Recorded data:
★ ★ ★ ★ ★

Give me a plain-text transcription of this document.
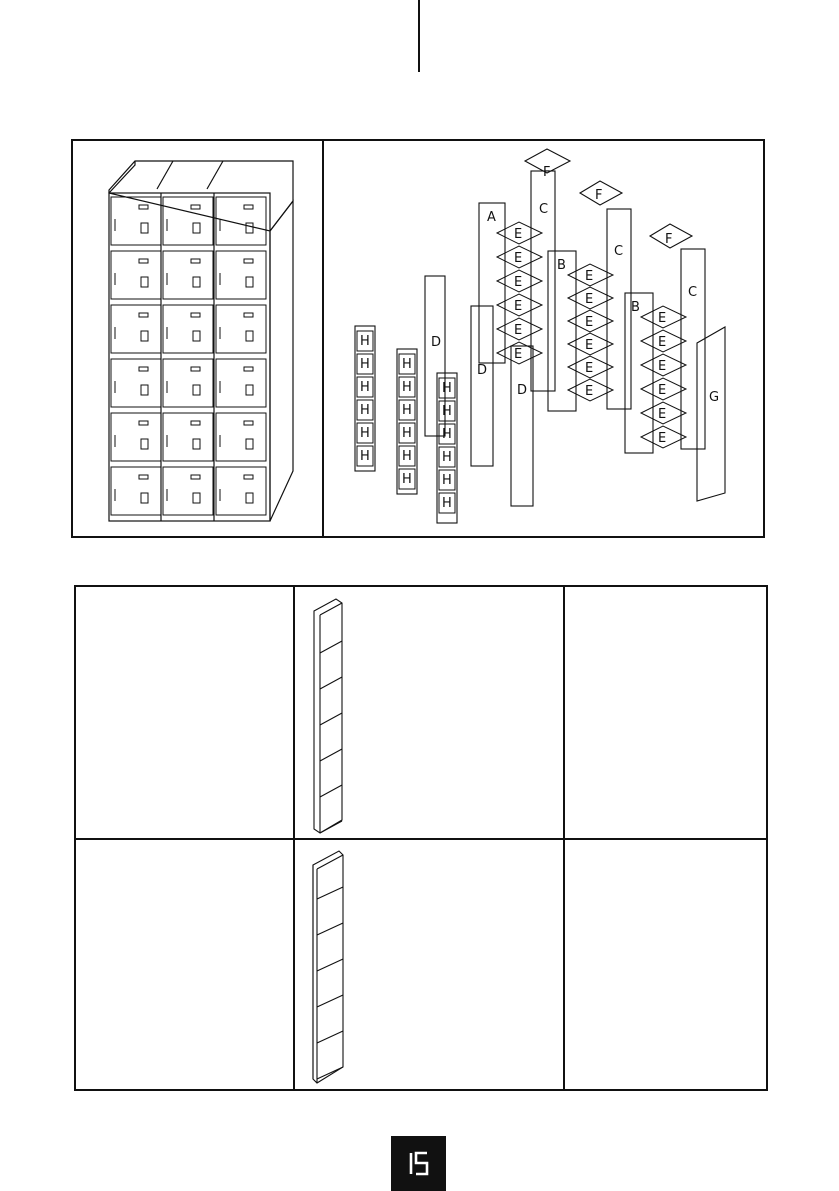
F
F
F
C
C
C
A
B
B
G
D
D
D
E
E
E
E
E
E
E
E
E
E
E
E
E
E
E
E
E
E
H
H
H
H
H
H
H
H
H
H
H
H
H
H
H
H
H
H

★ ★ ★ ★ ★

▶ DIRECTIVE
Reproduce the material above in full, exactly, with no images.

▶ COMPLETE ANSWER
Give me a plain-text transcription of this document.
F
F
F
C
C
C
A
B
B
G
D
D
D
E
E
E
E
E
E
E
E
E
E
E
E
E
E
E
E
E
E
H
H
H
H
H
H
H
H
H
H
H
H
H
H
H
H
H
H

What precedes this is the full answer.